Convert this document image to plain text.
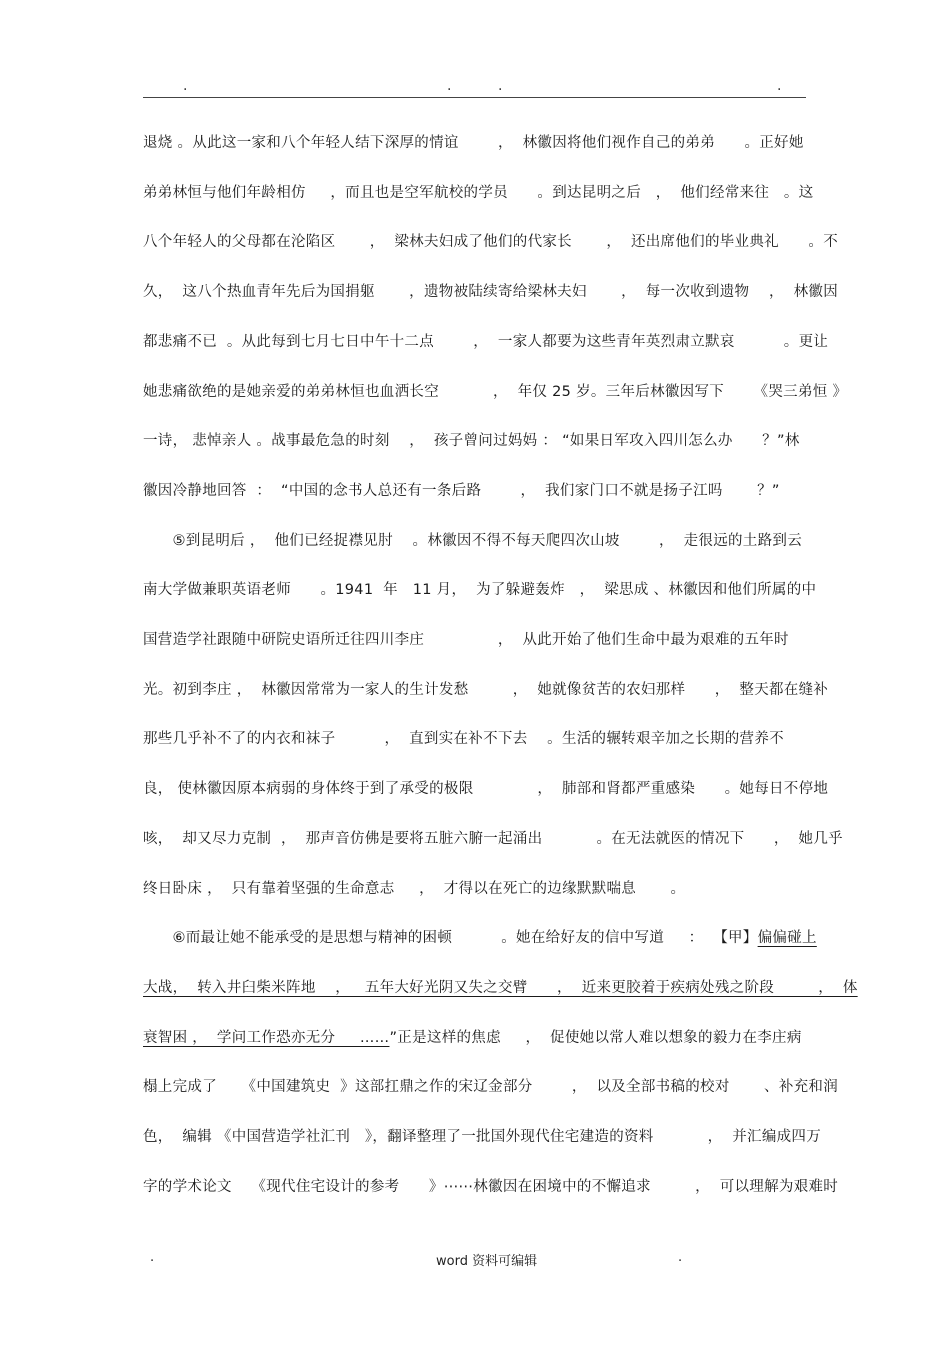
.	.	.	.
退烧 。从此这一家和八个年轻人结下深厚的情谊        ，  林徽因将他们视作自己的弟弟      。正好她
弟弟林恒与他们年龄相仿     ，而且也是空军航校的学员      。到达昆明之后   ，  他们经常来往   。这
八个年轻人的父母都在沦陷区       ，  梁林夫妇成了他们的代家长       ，  还出席他们的毕业典礼      。不
久，  这八个热血青年先后为国捐躯       ，遗物被陆续寄给梁林夫妇       ，  每一次收到遗物    ，  林徽因
都悲痛不已  。从此每到七月七日中午十二点        ，  一家人都要为这些青年英烈肃立默哀          。更让
她悲痛欲绝的是她亲爱的弟弟林恒也血洒长空           ，  年仅 25 岁。三年后林徽因写下      《哭三弟恒 》
一诗， 悲悼亲人 。战事最危急的时刻    ，  孩子曾问过妈妈 ： “如果日军攻入四川怎么办      ？”林
徽因冷静地回答  ：  “中国的念书人总还有一条后路        ，  我们家门口不就是扬子江吗       ？”
⑤到昆明后 ，  他们已经捉襟见肘    。林徽因不得不每天爬四次山坡        ，  走很远的土路到云
南大学做兼职英语老师      。1941  年   11 月，  为了躲避轰炸   ，  梁思成 、林徽因和他们所属的中
国营造学社跟随中研院史语所迁往四川李庄               ，  从此开始了他们生命中最为艰难的五年时
光。初到李庄 ，  林徽因常常为一家人的生计发愁         ，  她就像贫苦的农妇那样      ，  整天都在缝补
那些几乎补不了的内衣和袜子          ，  直到实在补不下去    。生活的辗转艰辛加之长期的营养不
良， 使林徽因原本病弱的身体终于到了承受的极限             ，  肺部和肾都严重感染      。她每日不停地
咳，  却又尽力克制  ，  那声音仿佛是要将五脏六腑一起涌出           。在无法就医的情况下      ，  她几乎
终日卧床 ，  只有靠着坚强的生命意志     ，  才得以在死亡的边缘默默喘息       。
⑥而最让她不能承受的是思想与精神的困顿          。她在给好友的信中写道     ：  【甲】偏偏碰上
大战，  转入井臼柴米阵地    ，   五年大好光阴又失之交臂      ，  近来更胶着于疾病处残之阶段         ，  体
衰智困 ，  学问工作恐亦无分     ……”正是这样的焦虑     ，  促使她以常人难以想象的毅力在李庄病
榻上完成了     《中国建筑史  》这部扛鼎之作的宋辽金部分        ，  以及全部书稿的校对       、补充和润
色，  编辑 《中国营造学社汇刊   》，翻译整理了一批国外现代住宅建造的资料           ，  并汇编成四万
字的学术论文    《现代住宅设计的参考      》⋯⋯林徽因在困境中的不懈追求         ，  可以理解为艰难时
.	word 资料可编辑	.
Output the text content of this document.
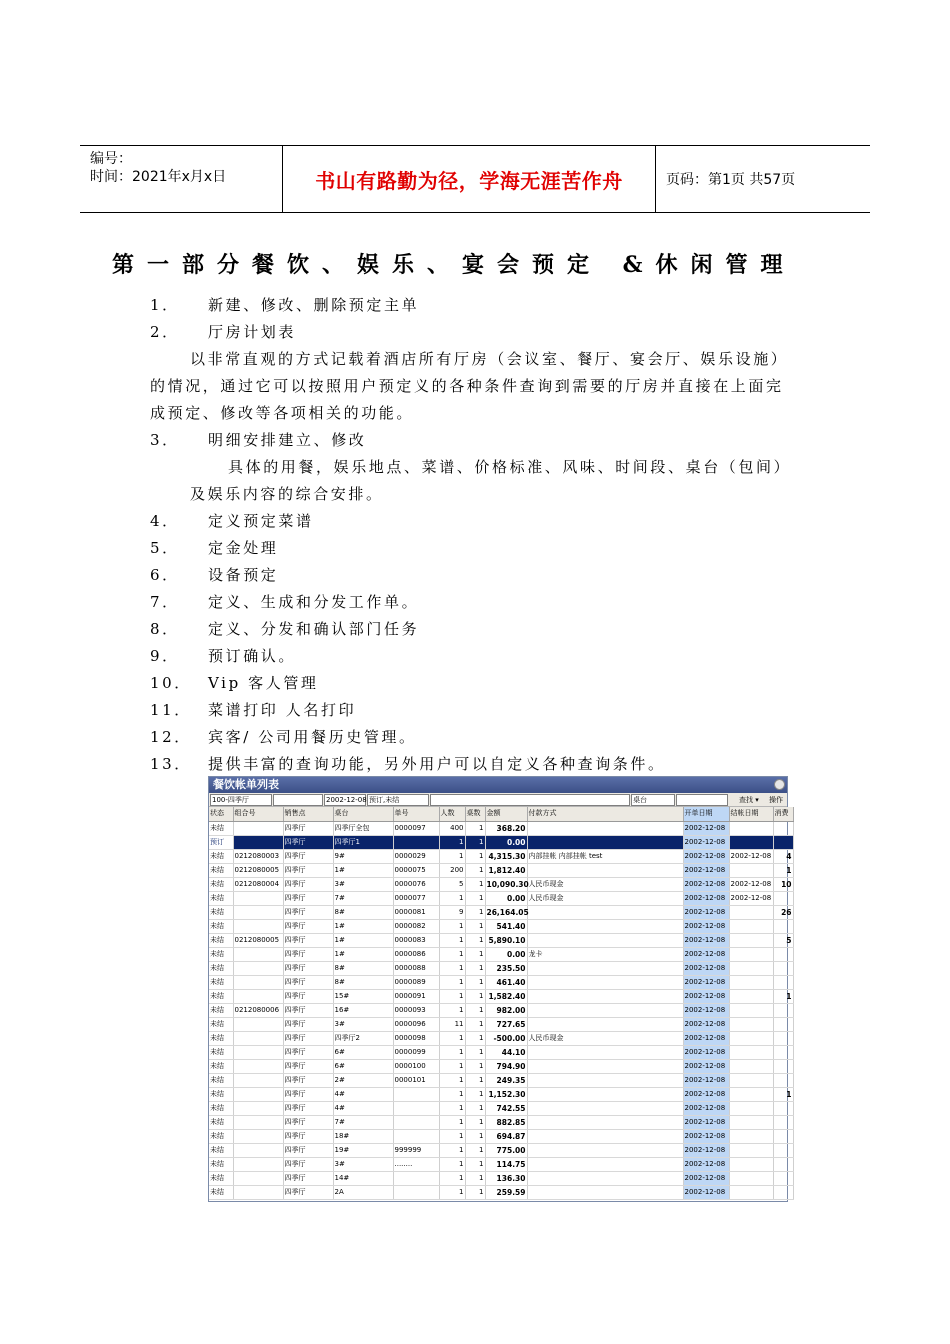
编号：
时间：2021年x月x日	书山有路勤为径，学海无涯苦作舟	页码：第1页 共57页
第一部分餐饮、娱乐、宴会预定 &休闲管理
1． 新建、修改、删除预定主单
2． 厅房计划表
以非常直观的方式记载着酒店所有厅房（会议室、餐厅、宴会厅、娱乐设施）
的情况，通过它可以按照用户预定义的各种条件查询到需要的厅房并直接在上面完
成预定、修改等各项相关的功能。
3． 明细安排建立、修改
具体的用餐，娱乐地点、菜谱、价格标准、风味、时间段、桌台（包间）
及娱乐内容的综合安排。
4． 定义预定菜谱
5． 定金处理
6． 设备预定
7． 定义、生成和分发工作单。
8． 定义、分发和确认部门任务
9． 预订确认。
10． Vip 客人管理
11． 菜谱打印 人名打印
12． 宾客/ 公司用餐历史管理。
13． 提供丰富的查询功能，另外用户可以自定义各种查询条件。
餐饮帐单列表
100-四季厅	2002-12-08 预订,未结	桌台	查找 ▾ 操作
状态	组合号	销售点	桌台	单号	人数	桌数	金额	付款方式	开单日期	结帐日期	消费
未结		四季厅	四季厅全包	0000097	400	1	368.20		2002-12-08		
预订		四季厅	四季厅1		1	1	0.00		2002-12-08		
未结	0212080003	四季厅	9#	0000029	1	1	4,315.30	内部挂帐 内部挂帐 test	2002-12-08	2002-12-08	4
未结	0212080005	四季厅	1#	0000075	200	1	1,812.40		2002-12-08		1
未结	0212080004	四季厅	3#	0000076	5	1	10,090.30	人民币现金	2002-12-08	2002-12-08	10
未结		四季厅	7#	0000077	1	1	0.00	人民币现金	2002-12-08	2002-12-08	
未结		四季厅	8#	0000081	9	1	26,164.05		2002-12-08		26
未结		四季厅	1#	0000082	1	1	541.40		2002-12-08		
未结	0212080005	四季厅	1#	0000083	1	1	5,890.10		2002-12-08		5
未结		四季厅	1#	0000086	1	1	0.00	龙卡	2002-12-08		
未结		四季厅	8#	0000088	1	1	235.50		2002-12-08		
未结		四季厅	8#	0000089	1	1	461.40		2002-12-08		
未结		四季厅	15#	0000091	1	1	1,582.40		2002-12-08		1
未结	0212080006	四季厅	16#	0000093	1	1	982.00		2002-12-08		
未结		四季厅	3#	0000096	11	1	727.65		2002-12-08		
未结		四季厅	四季厅2	0000098	1	1	-500.00	人民币现金	2002-12-08		
未结		四季厅	6#	0000099	1	1	44.10		2002-12-08		
未结		四季厅	6#	0000100	1	1	794.90		2002-12-08		
未结		四季厅	2#	0000101	1	1	249.35		2002-12-08		
未结		四季厅	4#		1	1	1,152.30		2002-12-08		1
未结		四季厅	4#		1	1	742.55		2002-12-08		
未结		四季厅	7#		1	1	882.85		2002-12-08		
未结		四季厅	18#		1	1	694.87		2002-12-08		
未结		四季厅	19#	999999	1	1	775.00		2002-12-08		
未结		四季厅	3#	........	1	1	114.75		2002-12-08		
未结		四季厅	14#		1	1	136.30		2002-12-08		
未结		四季厅	2A		1	1	259.59		2002-12-08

============================================================

:: Directive ::
Repeat all of the data above word for word, minus the pictures.

:: The completed task ::
Convert this document image to plain text.
.	.	.	.
退烧 。从此这一家和八个年轻人结下深厚的情谊        ，  林徽因将他们视作自己的弟弟      。正好她
弟弟林恒与他们年龄相仿     ，而且也是空军航校的学员      。到达昆明之后   ，  他们经常来往   。这
八个年轻人的父母都在沦陷区       ，  梁林夫妇成了他们的代家长       ，  还出席他们的毕业典礼      。不
久，  这八个热血青年先后为国捐躯       ，遗物被陆续寄给梁林夫妇       ，  每一次收到遗物    ，  林徽因
都悲痛不已  。从此每到七月七日中午十二点        ，  一家人都要为这些青年英烈肃立默哀          。更让
她悲痛欲绝的是她亲爱的弟弟林恒也血洒长空           ，  年仅 25 岁。三年后林徽因写下      《哭三弟恒 》
一诗， 悲悼亲人 。战事最危急的时刻    ，  孩子曾问过妈妈 ： “如果日军攻入四川怎么办      ？”林
徽因冷静地回答  ：  “中国的念书人总还有一条后路        ，  我们家门口不就是扬子江吗       ？”
⑤到昆明后 ，  他们已经捉襟见肘    。林徽因不得不每天爬四次山坡        ，  走很远的土路到云
南大学做兼职英语老师      。1941  年   11 月，  为了躲避轰炸   ，  梁思成 、林徽因和他们所属的中
国营造学社跟随中研院史语所迁往四川李庄               ，  从此开始了他们生命中最为艰难的五年时
光。初到李庄 ，  林徽因常常为一家人的生计发愁         ，  她就像贫苦的农妇那样      ，  整天都在缝补
那些几乎补不了的内衣和袜子          ，  直到实在补不下去    。生活的辗转艰辛加之长期的营养不
良， 使林徽因原本病弱的身体终于到了承受的极限             ，  肺部和肾都严重感染      。她每日不停地
咳，  却又尽力克制  ，  那声音仿佛是要将五脏六腑一起涌出           。在无法就医的情况下      ，  她几乎
终日卧床 ，  只有靠着坚强的生命意志     ，  才得以在死亡的边缘默默喘息       。
⑥而最让她不能承受的是思想与精神的困顿          。她在给好友的信中写道     ：  【甲】偏偏碰上
大战，  转入井臼柴米阵地    ，   五年大好光阴又失之交臂      ，  近来更胶着于疾病处残之阶段         ，  体
衰智困 ，  学问工作恐亦无分     ……”正是这样的焦虑     ，  促使她以常人难以想象的毅力在李庄病
榻上完成了     《中国建筑史  》这部扛鼎之作的宋辽金部分        ，  以及全部书稿的校对       、补充和润
色，  编辑 《中国营造学社汇刊   》，翻译整理了一批国外现代住宅建造的资料           ，  并汇编成四万
字的学术论文    《现代住宅设计的参考      》⋯⋯林徽因在困境中的不懈追求         ，  可以理解为艰难时
.	word 资料可编辑	.
Output the text content of this document.
编号：
时间：2021年x月x日	书山有路勤为径，学海无涯苦作舟	页码：第1页 共57页
第一部分餐饮、娱乐、宴会预定 &休闲管理
1． 新建、修改、删除预定主单
2． 厅房计划表
以非常直观的方式记载着酒店所有厅房（会议室、餐厅、宴会厅、娱乐设施）
的情况，通过它可以按照用户预定义的各种条件查询到需要的厅房并直接在上面完
成预定、修改等各项相关的功能。
3． 明细安排建立、修改
具体的用餐，娱乐地点、菜谱、价格标准、风味、时间段、桌台（包间）
及娱乐内容的综合安排。
4． 定义预定菜谱
5． 定金处理
6． 设备预定
7． 定义、生成和分发工作单。
8． 定义、分发和确认部门任务
9． 预订确认。
10． Vip 客人管理
11． 菜谱打印 人名打印
12． 宾客/ 公司用餐历史管理。
13． 提供丰富的查询功能，另外用户可以自定义各种查询条件。
餐饮帐单列表
100-四季厅	2002-12-08 预订,未结	桌台	查找 ▾ 操作
状态	组合号	销售点	桌台	单号	人数	桌数	金额	付款方式	开单日期	结帐日期	消费
未结		四季厅	四季厅全包	0000097	400	1	368.20		2002-12-08		
预订		四季厅	四季厅1		1	1	0.00		2002-12-08		
未结	0212080003	四季厅	9#	0000029	1	1	4,315.30	内部挂帐 内部挂帐 test	2002-12-08	2002-12-08	4
未结	0212080005	四季厅	1#	0000075	200	1	1,812.40		2002-12-08		1
未结	0212080004	四季厅	3#	0000076	5	1	10,090.30	人民币现金	2002-12-08	2002-12-08	10
未结		四季厅	7#	0000077	1	1	0.00	人民币现金	2002-12-08	2002-12-08	
未结		四季厅	8#	0000081	9	1	26,164.05		2002-12-08		26
未结		四季厅	1#	0000082	1	1	541.40		2002-12-08		
未结	0212080005	四季厅	1#	0000083	1	1	5,890.10		2002-12-08		5
未结		四季厅	1#	0000086	1	1	0.00	龙卡	2002-12-08		
未结		四季厅	8#	0000088	1	1	235.50		2002-12-08		
未结		四季厅	8#	0000089	1	1	461.40		2002-12-08		
未结		四季厅	15#	0000091	1	1	1,582.40		2002-12-08		1
未结	0212080006	四季厅	16#	0000093	1	1	982.00		2002-12-08		
未结		四季厅	3#	0000096	11	1	727.65		2002-12-08		
未结		四季厅	四季厅2	0000098	1	1	-500.00	人民币现金	2002-12-08		
未结		四季厅	6#	0000099	1	1	44.10		2002-12-08		
未结		四季厅	6#	0000100	1	1	794.90		2002-12-08		
未结		四季厅	2#	0000101	1	1	249.35		2002-12-08		
未结		四季厅	4#		1	1	1,152.30		2002-12-08		1
未结		四季厅	4#		1	1	742.55		2002-12-08		
未结		四季厅	7#		1	1	882.85		2002-12-08		
未结		四季厅	18#		1	1	694.87		2002-12-08		
未结		四季厅	19#	999999	1	1	775.00		2002-12-08		
未结		四季厅	3#	........	1	1	114.75		2002-12-08		
未结		四季厅	14#		1	1	136.30		2002-12-08		
未结		四季厅	2A		1	1	259.59		2002-12-08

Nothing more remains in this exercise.